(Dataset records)
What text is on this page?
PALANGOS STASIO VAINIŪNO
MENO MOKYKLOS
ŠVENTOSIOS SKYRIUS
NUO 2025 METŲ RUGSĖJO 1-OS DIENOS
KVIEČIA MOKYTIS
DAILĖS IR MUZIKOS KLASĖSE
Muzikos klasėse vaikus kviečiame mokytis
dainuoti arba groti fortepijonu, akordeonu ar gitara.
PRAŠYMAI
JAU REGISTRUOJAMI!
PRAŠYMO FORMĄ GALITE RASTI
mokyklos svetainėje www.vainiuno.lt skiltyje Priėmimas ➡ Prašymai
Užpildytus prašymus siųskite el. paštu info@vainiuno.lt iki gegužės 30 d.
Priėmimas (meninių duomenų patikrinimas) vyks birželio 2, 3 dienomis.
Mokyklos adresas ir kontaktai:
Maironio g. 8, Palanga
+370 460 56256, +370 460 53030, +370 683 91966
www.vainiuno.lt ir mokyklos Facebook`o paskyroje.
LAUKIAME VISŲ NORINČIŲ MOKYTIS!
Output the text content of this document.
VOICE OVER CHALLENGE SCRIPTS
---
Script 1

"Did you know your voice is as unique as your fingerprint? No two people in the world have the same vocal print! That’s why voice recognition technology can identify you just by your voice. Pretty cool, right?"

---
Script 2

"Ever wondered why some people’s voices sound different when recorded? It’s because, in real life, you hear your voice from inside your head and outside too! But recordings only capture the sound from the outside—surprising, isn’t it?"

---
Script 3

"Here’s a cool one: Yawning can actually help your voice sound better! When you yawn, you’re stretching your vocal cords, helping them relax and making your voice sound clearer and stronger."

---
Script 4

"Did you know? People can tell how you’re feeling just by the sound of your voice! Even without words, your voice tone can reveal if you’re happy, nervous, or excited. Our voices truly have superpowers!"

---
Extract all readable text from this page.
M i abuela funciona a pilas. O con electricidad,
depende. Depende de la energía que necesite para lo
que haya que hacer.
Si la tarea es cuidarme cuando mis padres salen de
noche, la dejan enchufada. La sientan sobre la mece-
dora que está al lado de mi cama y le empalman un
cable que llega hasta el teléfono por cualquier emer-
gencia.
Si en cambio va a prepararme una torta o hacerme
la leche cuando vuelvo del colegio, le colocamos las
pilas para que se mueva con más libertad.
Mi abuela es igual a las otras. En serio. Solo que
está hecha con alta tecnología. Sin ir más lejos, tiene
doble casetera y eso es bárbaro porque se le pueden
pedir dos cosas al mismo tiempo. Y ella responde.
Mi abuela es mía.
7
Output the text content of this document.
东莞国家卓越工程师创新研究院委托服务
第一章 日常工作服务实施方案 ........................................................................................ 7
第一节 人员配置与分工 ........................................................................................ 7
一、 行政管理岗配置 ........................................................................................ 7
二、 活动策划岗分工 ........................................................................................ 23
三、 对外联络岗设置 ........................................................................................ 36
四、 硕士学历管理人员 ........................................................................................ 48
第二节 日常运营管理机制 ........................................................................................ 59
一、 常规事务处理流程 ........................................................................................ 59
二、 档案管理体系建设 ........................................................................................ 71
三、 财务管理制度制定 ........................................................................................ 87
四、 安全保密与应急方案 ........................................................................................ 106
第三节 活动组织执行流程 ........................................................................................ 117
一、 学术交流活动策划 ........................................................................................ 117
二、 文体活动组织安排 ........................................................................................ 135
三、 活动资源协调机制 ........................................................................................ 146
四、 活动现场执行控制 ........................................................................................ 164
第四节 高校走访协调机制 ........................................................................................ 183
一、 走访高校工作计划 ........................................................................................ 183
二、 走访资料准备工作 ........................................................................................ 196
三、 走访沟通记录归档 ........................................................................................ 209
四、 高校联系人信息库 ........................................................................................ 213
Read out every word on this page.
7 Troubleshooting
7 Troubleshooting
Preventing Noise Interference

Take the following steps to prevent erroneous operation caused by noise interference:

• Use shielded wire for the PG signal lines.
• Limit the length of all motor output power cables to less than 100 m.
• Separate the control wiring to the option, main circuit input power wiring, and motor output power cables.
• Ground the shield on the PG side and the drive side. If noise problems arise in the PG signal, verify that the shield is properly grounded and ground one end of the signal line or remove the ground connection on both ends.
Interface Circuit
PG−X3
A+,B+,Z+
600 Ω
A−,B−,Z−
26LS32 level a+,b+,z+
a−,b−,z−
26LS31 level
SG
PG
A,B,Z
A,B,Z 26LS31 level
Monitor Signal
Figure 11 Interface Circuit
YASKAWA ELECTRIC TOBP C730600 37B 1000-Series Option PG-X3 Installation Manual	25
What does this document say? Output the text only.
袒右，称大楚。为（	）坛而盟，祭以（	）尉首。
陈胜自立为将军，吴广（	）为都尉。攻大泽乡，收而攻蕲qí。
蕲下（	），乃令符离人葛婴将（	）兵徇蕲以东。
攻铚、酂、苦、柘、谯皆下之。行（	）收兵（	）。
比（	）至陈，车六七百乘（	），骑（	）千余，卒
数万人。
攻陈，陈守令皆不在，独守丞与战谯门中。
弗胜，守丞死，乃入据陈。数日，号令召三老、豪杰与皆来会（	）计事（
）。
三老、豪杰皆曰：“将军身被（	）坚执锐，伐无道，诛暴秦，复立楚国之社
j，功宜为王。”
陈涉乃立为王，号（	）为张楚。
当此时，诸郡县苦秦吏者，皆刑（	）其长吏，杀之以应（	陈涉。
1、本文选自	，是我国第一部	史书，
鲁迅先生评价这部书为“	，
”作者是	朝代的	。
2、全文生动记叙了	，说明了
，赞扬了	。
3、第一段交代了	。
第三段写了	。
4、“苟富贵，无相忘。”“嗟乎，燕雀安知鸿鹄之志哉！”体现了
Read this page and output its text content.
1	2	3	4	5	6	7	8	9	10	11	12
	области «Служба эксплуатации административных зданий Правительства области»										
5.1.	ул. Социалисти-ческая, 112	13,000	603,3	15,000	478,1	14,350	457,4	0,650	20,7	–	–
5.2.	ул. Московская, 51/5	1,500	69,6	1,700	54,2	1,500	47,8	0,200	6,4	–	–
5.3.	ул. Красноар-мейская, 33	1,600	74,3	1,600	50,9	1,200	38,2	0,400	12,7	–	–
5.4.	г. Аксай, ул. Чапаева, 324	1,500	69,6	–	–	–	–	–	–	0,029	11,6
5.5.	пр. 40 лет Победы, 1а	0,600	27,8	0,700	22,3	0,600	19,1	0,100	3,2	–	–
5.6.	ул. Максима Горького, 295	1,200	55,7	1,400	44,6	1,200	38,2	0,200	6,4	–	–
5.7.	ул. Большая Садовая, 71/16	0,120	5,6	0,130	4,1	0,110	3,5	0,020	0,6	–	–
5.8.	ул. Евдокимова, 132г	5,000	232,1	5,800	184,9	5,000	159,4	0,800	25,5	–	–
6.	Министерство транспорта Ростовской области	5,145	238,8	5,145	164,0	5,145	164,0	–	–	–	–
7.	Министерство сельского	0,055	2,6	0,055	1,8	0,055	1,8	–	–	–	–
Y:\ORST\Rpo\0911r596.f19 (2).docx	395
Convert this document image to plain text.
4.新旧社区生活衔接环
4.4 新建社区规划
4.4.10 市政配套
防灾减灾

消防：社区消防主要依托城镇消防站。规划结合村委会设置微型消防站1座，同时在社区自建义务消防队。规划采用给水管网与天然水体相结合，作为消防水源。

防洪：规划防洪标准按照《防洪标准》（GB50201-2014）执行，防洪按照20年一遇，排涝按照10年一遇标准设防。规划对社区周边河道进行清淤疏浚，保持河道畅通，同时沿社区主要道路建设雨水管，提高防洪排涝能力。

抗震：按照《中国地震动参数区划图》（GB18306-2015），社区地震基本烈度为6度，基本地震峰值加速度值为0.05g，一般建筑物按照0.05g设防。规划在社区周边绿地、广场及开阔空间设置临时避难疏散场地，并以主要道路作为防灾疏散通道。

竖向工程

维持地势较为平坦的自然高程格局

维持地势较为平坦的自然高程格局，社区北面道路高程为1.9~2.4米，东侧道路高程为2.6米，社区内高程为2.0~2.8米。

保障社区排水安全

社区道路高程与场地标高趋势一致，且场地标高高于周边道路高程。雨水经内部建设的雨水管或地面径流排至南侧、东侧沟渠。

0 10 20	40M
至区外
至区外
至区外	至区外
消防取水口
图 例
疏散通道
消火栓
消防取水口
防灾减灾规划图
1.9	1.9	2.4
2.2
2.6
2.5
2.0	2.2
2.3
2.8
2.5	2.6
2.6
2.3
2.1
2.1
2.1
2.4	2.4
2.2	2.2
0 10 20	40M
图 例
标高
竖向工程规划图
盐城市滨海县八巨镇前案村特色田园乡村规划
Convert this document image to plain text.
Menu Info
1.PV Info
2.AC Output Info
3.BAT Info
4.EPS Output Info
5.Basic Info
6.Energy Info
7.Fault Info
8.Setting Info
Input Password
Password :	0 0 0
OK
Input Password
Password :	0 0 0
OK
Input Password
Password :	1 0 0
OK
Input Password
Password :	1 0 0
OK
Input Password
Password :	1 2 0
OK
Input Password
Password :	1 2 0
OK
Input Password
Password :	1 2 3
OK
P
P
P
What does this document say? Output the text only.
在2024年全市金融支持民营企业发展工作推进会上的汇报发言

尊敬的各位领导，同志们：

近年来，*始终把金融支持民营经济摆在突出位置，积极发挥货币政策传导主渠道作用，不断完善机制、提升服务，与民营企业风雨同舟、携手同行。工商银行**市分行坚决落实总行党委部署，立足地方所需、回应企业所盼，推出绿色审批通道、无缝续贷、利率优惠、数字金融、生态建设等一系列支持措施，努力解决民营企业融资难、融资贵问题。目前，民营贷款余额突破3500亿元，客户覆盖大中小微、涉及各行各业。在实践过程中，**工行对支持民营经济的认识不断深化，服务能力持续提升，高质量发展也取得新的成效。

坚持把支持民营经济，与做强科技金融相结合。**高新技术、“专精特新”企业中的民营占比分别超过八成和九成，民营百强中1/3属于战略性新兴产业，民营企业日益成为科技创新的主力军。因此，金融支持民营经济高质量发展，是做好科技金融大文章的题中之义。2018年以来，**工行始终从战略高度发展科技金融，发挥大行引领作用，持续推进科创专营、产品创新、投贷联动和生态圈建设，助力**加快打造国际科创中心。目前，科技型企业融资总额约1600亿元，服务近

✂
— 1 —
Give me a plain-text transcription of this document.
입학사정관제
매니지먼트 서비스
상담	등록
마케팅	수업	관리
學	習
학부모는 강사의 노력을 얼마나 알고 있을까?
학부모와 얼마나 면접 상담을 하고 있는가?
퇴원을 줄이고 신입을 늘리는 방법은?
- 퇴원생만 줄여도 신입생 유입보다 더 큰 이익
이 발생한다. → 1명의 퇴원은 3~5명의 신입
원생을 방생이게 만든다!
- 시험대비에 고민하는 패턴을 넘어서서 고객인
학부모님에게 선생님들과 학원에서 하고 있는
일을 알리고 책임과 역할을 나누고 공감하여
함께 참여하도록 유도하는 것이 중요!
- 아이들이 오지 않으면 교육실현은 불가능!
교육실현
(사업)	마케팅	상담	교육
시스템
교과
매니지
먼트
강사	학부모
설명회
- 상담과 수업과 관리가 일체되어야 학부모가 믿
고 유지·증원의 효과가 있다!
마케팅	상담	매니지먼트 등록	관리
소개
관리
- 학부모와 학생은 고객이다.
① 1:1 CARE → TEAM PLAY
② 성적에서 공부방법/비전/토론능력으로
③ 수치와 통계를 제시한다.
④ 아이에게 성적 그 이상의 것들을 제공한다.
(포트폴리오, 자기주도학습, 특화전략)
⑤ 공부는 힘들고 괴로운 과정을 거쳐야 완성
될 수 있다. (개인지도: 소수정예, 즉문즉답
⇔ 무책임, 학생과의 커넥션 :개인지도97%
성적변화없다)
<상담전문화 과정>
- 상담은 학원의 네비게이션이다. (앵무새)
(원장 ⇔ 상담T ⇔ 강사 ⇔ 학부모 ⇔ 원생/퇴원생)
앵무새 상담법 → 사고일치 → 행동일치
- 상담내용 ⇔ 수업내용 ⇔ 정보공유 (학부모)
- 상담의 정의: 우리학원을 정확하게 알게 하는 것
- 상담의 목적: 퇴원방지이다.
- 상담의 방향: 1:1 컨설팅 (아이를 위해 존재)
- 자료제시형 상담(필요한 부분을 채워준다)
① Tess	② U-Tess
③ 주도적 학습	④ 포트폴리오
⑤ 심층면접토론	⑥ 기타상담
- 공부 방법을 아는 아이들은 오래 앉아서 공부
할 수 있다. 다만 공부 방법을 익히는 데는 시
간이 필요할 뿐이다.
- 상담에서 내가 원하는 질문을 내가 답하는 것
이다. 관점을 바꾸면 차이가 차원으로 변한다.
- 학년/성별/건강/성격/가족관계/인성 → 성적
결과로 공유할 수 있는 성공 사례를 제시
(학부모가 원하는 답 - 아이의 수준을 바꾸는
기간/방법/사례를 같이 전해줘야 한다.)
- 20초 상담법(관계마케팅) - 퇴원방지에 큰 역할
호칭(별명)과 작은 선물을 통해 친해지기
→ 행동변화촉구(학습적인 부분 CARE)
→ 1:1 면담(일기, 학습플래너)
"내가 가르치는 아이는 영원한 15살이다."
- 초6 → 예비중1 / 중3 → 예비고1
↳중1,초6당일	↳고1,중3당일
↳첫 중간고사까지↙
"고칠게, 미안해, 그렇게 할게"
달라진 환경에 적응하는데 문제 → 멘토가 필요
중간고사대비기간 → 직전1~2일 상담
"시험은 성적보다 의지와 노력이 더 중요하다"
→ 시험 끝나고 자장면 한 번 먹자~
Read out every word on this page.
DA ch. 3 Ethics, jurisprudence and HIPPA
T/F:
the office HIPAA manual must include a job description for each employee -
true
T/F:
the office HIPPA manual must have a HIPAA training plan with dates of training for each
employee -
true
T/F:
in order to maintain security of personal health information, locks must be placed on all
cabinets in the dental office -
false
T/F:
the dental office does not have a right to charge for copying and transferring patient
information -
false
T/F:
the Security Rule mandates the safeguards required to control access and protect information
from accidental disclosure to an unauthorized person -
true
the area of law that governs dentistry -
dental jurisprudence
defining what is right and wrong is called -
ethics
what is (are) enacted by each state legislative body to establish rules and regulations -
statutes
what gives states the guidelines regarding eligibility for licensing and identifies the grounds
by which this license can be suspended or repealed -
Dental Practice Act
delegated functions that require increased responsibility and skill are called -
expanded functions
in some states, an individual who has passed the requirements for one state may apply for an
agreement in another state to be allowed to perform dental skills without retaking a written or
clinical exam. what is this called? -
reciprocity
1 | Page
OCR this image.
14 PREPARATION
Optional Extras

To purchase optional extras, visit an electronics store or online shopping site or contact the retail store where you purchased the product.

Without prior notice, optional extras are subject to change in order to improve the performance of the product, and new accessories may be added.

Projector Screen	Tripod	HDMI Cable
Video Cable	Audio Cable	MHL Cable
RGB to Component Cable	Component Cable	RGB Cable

Task prompt |
Every line containing the string "motor" must be listed.

Response |
• Limit the length of all motor output power cables to less than 100 m.
• Separate the control wiring to the option, main circuit input power wiring, and motor output power cables.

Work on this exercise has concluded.